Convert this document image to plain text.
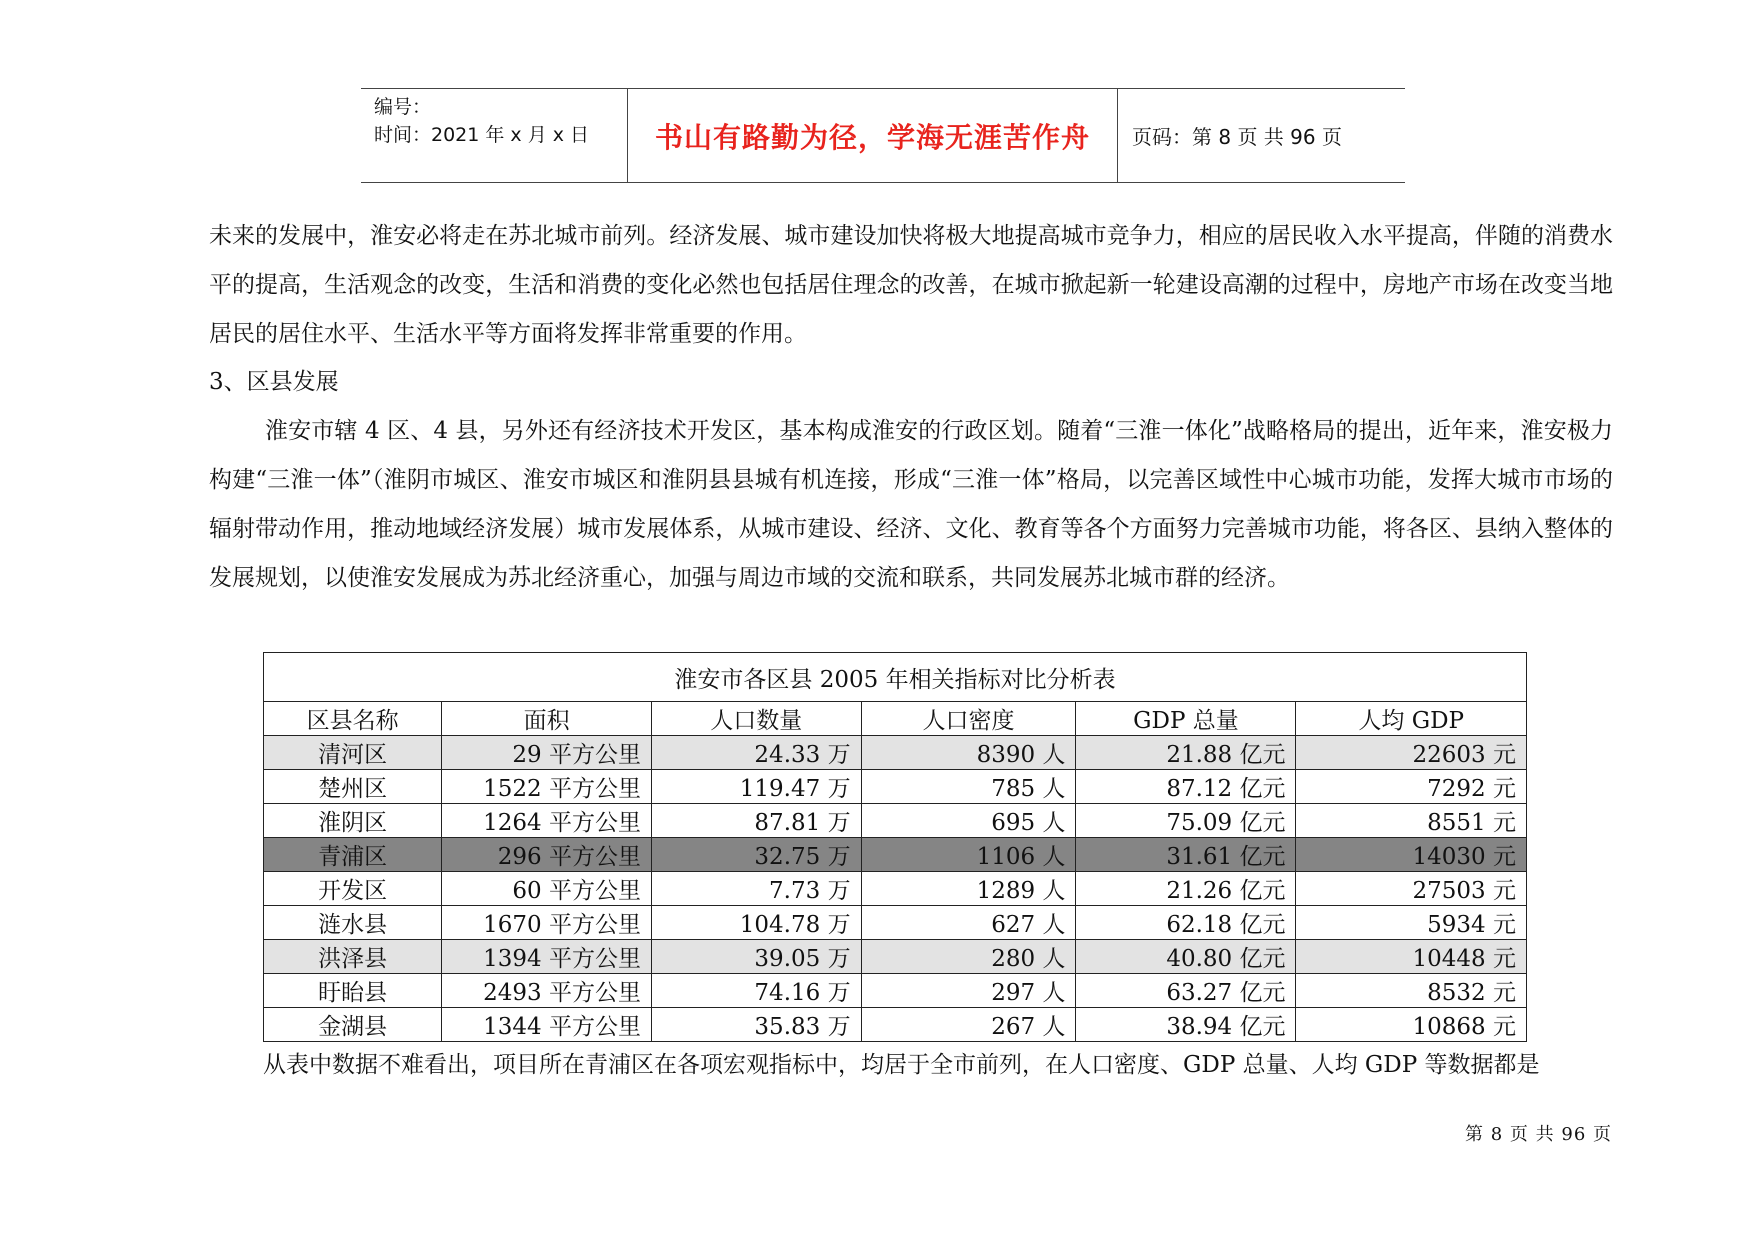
编号：
时间：2021 年 x 月 x 日	书山有路勤为径，学海无涯苦作舟	页码：第 8 页 共 96 页

未来的发展中，淮安必将走在苏北城市前列。经济发展、城市建设加快将极大地提高城市竞争力，相应的居民收入水平提高，伴随的消费水平的提高，生活观念的改变，生活和消费的变化必然也包括居住理念的改善，在城市掀起新一轮建设高潮的过程中，房地产市场在改变当地居民的居住水平、生活水平等方面将发挥非常重要的作用。

3、区县发展

淮安市辖 4 区、4 县，另外还有经济技术开发区，基本构成淮安的行政区划。随着“三淮一体化”战略格局的提出，近年来，淮安极力构建“三淮一体”（淮阴市城区、淮安市城区和淮阴县县城有机连接，形成“三淮一体”格局，以完善区域性中心城市功能，发挥大城市市场的辐射带动作用，推动地域经济发展）城市发展体系，从城市建设、经济、文化、教育等各个方面努力完善城市功能，将各区、县纳入整体的发展规划，以使淮安发展成为苏北经济重心，加强与周边市域的交流和联系，共同发展苏北城市群的经济。

淮安市各区县 2005 年相关指标对比分析表					
区县名称	面积	人口数量	人口密度	GDP 总量	人均 GDP
清河区	29 平方公里	24.33 万	8390 人	21.88 亿元	22603 元
楚州区	1522 平方公里	119.47 万	785 人	87.12 亿元	7292 元
淮阴区	1264 平方公里	87.81 万	695 人	75.09 亿元	8551 元
青浦区	296 平方公里	32.75 万	1106 人	31.61 亿元	14030 元
开发区	60 平方公里	7.73 万	1289 人	21.26 亿元	27503 元
涟水县	1670 平方公里	104.78 万	627 人	62.18 亿元	5934 元
洪泽县	1394 平方公里	39.05 万	280 人	40.80 亿元	10448 元
盱眙县	2493 平方公里	74.16 万	297 人	63.27 亿元	8532 元
金湖县	1344 平方公里	35.83 万	267 人	38.94 亿元	10868 元

从表中数据不难看出，项目所在青浦区在各项宏观指标中，均居于全市前列，在人口密度、GDP 总量、人均 GDP 等数据都是

第 8 页 共 96 页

☆ ☆ ☆ ☆

> **The request**
Output every entry verbatim. Pictures do not belong in the copy.

> **Solution**
Convert this document image to plain text.
编号：
时间：2021 年 x 月 x 日	书山有路勤为径，学海无涯苦作舟	页码：第 8 页 共 96 页

未来的发展中，淮安必将走在苏北城市前列。经济发展、城市建设加快将极大地提高城市竞争力，相应的居民收入水平提高，伴随的消费水平的提高，生活观念的改变，生活和消费的变化必然也包括居住理念的改善，在城市掀起新一轮建设高潮的过程中，房地产市场在改变当地居民的居住水平、生活水平等方面将发挥非常重要的作用。

3、区县发展

淮安市辖 4 区、4 县，另外还有经济技术开发区，基本构成淮安的行政区划。随着“三淮一体化”战略格局的提出，近年来，淮安极力构建“三淮一体”（淮阴市城区、淮安市城区和淮阴县县城有机连接，形成“三淮一体”格局，以完善区域性中心城市功能，发挥大城市市场的辐射带动作用，推动地域经济发展）城市发展体系，从城市建设、经济、文化、教育等各个方面努力完善城市功能，将各区、县纳入整体的发展规划，以使淮安发展成为苏北经济重心，加强与周边市域的交流和联系，共同发展苏北城市群的经济。

淮安市各区县 2005 年相关指标对比分析表					
区县名称	面积	人口数量	人口密度	GDP 总量	人均 GDP
清河区	29 平方公里	24.33 万	8390 人	21.88 亿元	22603 元
楚州区	1522 平方公里	119.47 万	785 人	87.12 亿元	7292 元
淮阴区	1264 平方公里	87.81 万	695 人	75.09 亿元	8551 元
青浦区	296 平方公里	32.75 万	1106 人	31.61 亿元	14030 元
开发区	60 平方公里	7.73 万	1289 人	21.26 亿元	27503 元
涟水县	1670 平方公里	104.78 万	627 人	62.18 亿元	5934 元
洪泽县	1394 平方公里	39.05 万	280 人	40.80 亿元	10448 元
盱眙县	2493 平方公里	74.16 万	297 人	63.27 亿元	8532 元
金湖县	1344 平方公里	35.83 万	267 人	38.94 亿元	10868 元

从表中数据不难看出，项目所在青浦区在各项宏观指标中，均居于全市前列，在人口密度、GDP 总量、人均 GDP 等数据都是

第 8 页 共 96 页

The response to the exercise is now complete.